= INSTRUCTION =
Wherever the word "much" shows up in a line, please copy that line.

= TASK INPUT =

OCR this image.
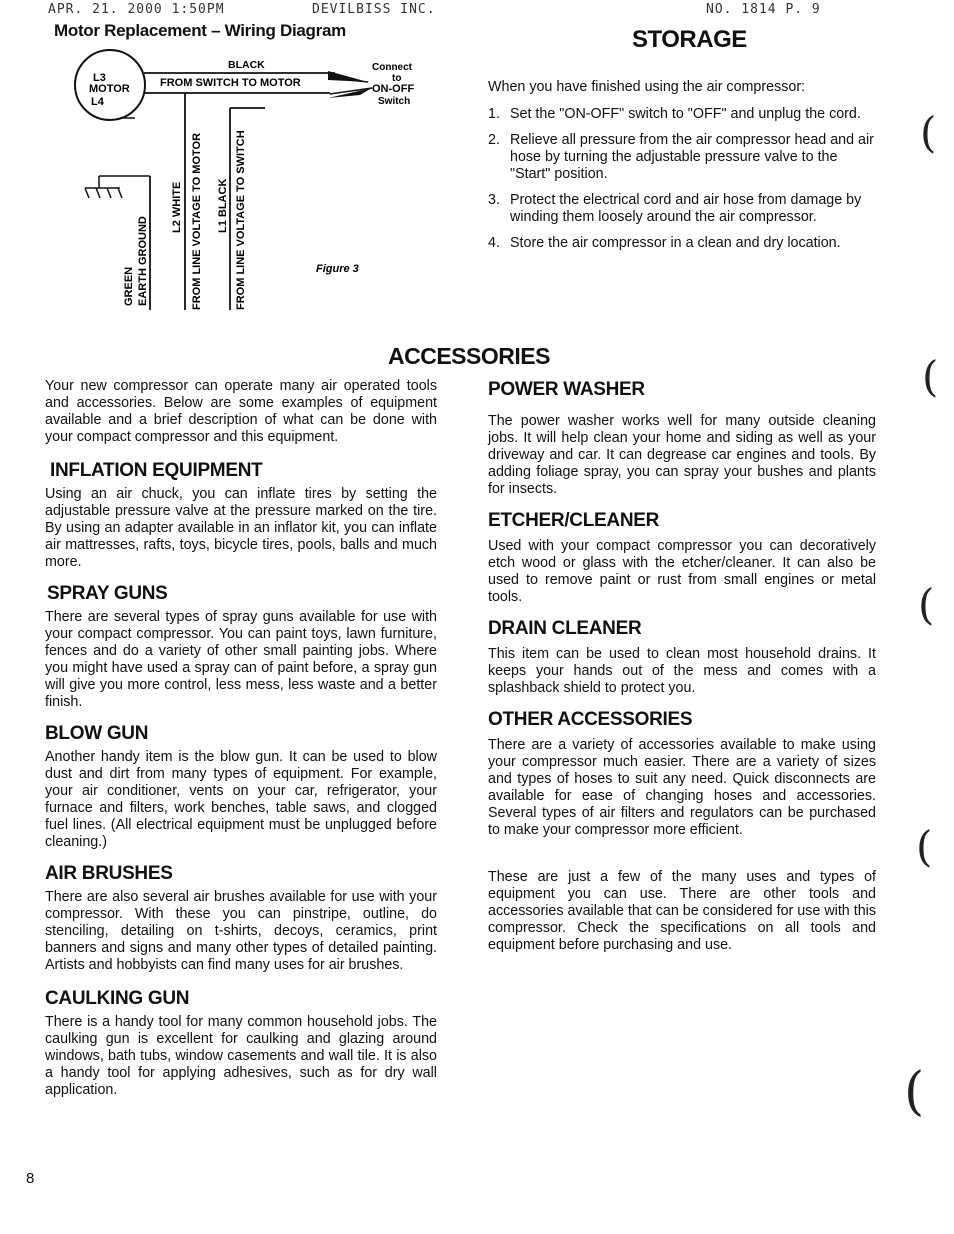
APR. 21. 2000 1:50PM	DEVILBISS INC.	NO. 1814 P. 9
Motor Replacement – Wiring Diagram
L3
MOTOR
L4
BLACK
FROM SWITCH TO MOTOR
Connect
to
ON-OFF
Switch
GREEN EARTH GROUND
L2 WHITE FROM LINE VOLTAGE TO MOTOR L1 BLACK FROM LINE VOLTAGE TO SWITCH	Figure 3
STORAGE

When you have finished using the air compressor:

1. Set the "ON-OFF" switch to "OFF" and unplug the cord.
2. Relieve all pressure from the air compressor head and air hose by turning the adjustable pressure valve to the "Start" position.
3. Protect the electrical cord and air hose from damage by winding them loosely around the air compressor.
4. Store the air compressor in a clean and dry location.
ACCESSORIES

Your new compressor can operate many air operated tools and accessories. Below are some examples of equipment available and a brief description of what can be done with your compact compressor and this equipment.

INFLATION EQUIPMENT

Using an air chuck, you can inflate tires by setting the adjustable pressure valve at the pressure marked on the tire. By using an adapter available in an inflator kit, you can inflate air mattresses, rafts, toys, bicycle tires, pools, balls and much more.

SPRAY GUNS

There are several types of spray guns available for use with your compact compressor. You can paint toys, lawn furniture, fences and do a variety of other small painting jobs. Where you might have used a spray can of paint before, a spray gun will give you more control, less mess, less waste and a better finish.

BLOW GUN

Another handy item is the blow gun. It can be used to blow dust and dirt from many types of equipment. For example, your air conditioner, vents on your car, refrigerator, your furnace and filters, work benches, table saws, and clogged fuel lines. (All electrical equipment must be unplugged before cleaning.)

AIR BRUSHES

There are also several air brushes available for use with your compressor. With these you can pinstripe, outline, do stenciling, detailing on t-shirts, decoys, ceramics, print banners and signs and many other types of detailed painting. Artists and hobbyists can find many uses for air brushes.

CAULKING GUN

There is a handy tool for many common household jobs. The caulking gun is excellent for caulking and glazing around windows, bath tubs, window casements and wall tile. It is also a handy tool for applying adhesives, such as for dry wall application.

POWER WASHER

The power washer works well for many outside cleaning jobs. It will help clean your home and siding as well as your driveway and car. It can degrease car engines and tools. By adding foliage spray, you can spray your bushes and plants for insects.

ETCHER/CLEANER

Used with your compact compressor you can decoratively etch wood or glass with the etcher/cleaner. It can also be used to remove paint or rust from small engines or metal tools.

DRAIN CLEANER

This item can be used to clean most household drains. It keeps your hands out of the mess and comes with a splashback shield to protect you.

OTHER ACCESSORIES

There are a variety of accessories available to make using your compressor much easier. There are a variety of sizes and types of hoses to suit any need. Quick disconnects are available for ease of changing hoses and accessories. Several types of air filters and regulators can be purchased to make your compressor more efficient.

These are just a few of the many uses and types of equipment you can use. There are other tools and accessories available that can be considered for use with this compressor. Check the specifications on all tools and equipment before purchasing and use.

(
(
(
(
(
8
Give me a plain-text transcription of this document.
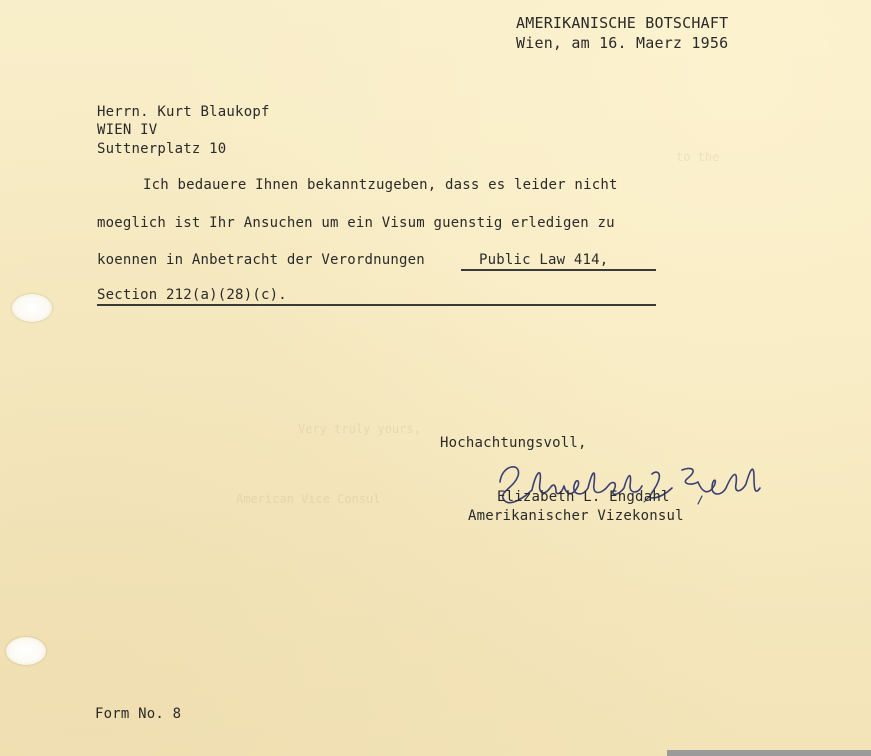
Very truly yours,
American Vice Consul
to the
AMERIKANISCHE BOTSCHAFT
Wien, am 16. Maerz 1956
Herrn. Kurt Blaukopf
WIEN IV
Suttnerplatz 10
Ich bedauere Ihnen bekanntzugeben, dass es leider nicht
moeglich ist Ihr Ansuchen um ein Visum guenstig erledigen zu
koennen in Anbetracht der Verordnungen	Public Law 414,
Section 212(a)(28)(c).
Hochachtungsvoll,
Elizabeth L. Engdahl
Amerikanischer Vizekonsul
Form No. 8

= FULL OUTPUT =
Using an air chuck, you can inflate tires by setting the adjustable pressure valve at the pressure marked on the tire. By using an adapter available in an inflator kit, you can inflate air mattresses, rafts, toys, bicycle tires, pools, balls and much more.
There are a variety of accessories available to make using your compressor much easier. There are a variety of sizes and types of hoses to suit any need. Quick disconnects are available for ease of changing hoses and accessories. Several types of air filters and regulators can be purchased to make your compressor more efficient.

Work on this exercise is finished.